- EXERCISE INSTRUCTIONS: Find how many lines of the listing below include the word "marker", then report the number by itself.

Items from a figure collection:

=-=-=

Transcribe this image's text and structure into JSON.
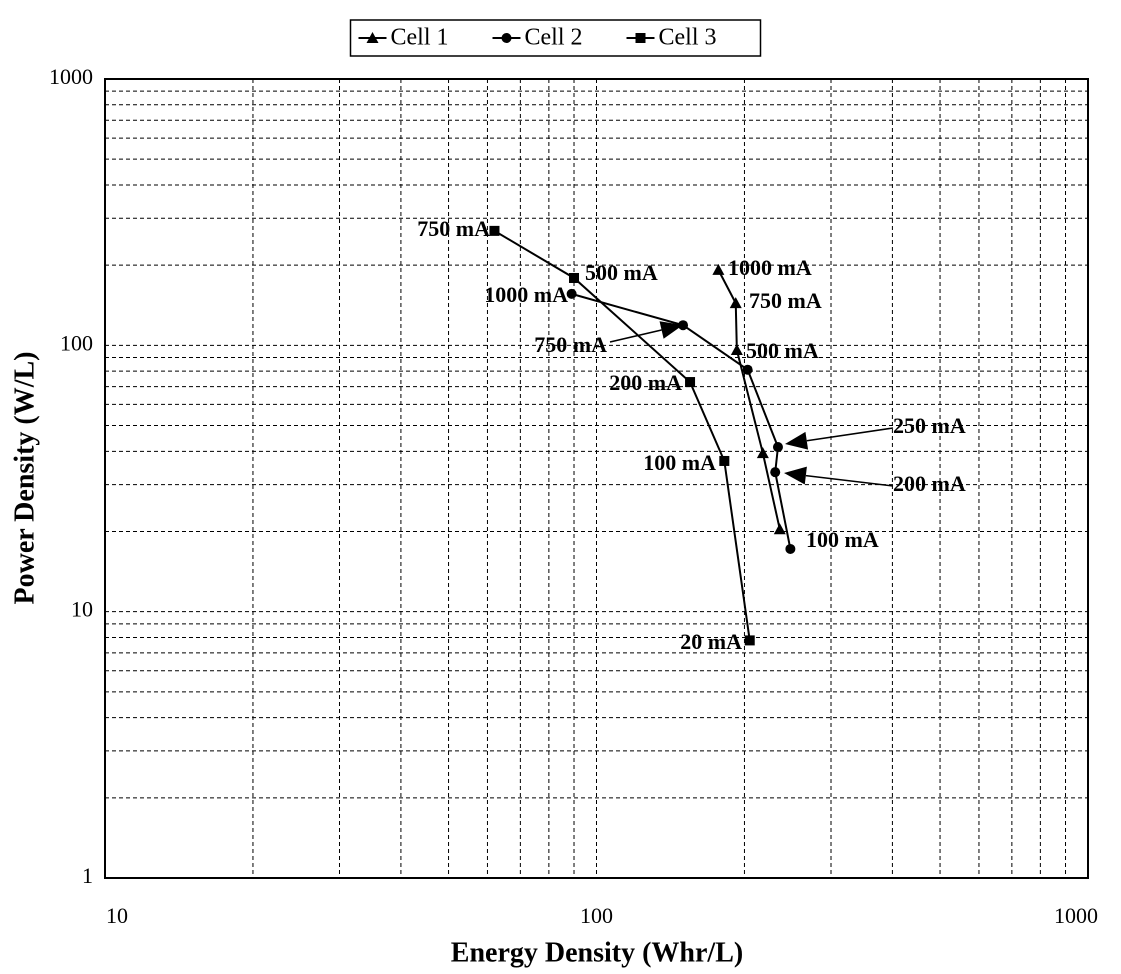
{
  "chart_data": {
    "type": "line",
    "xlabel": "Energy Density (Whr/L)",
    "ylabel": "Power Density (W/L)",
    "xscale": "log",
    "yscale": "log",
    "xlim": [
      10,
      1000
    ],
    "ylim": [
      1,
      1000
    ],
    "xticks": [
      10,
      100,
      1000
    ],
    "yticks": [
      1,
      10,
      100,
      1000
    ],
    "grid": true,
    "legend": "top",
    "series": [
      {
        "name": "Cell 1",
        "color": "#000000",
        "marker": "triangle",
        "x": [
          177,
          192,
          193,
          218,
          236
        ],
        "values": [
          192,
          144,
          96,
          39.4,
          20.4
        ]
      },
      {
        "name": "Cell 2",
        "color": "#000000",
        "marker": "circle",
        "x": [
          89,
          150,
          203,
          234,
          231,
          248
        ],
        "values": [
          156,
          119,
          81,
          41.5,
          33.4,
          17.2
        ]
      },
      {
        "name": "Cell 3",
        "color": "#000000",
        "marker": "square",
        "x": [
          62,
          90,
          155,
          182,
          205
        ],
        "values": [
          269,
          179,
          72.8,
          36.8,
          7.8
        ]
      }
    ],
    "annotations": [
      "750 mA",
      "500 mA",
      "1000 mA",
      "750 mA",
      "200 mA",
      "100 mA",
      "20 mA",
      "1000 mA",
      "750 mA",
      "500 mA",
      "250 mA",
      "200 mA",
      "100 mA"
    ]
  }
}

=-=-=

- ANSWER TO THE PROBLEM: 3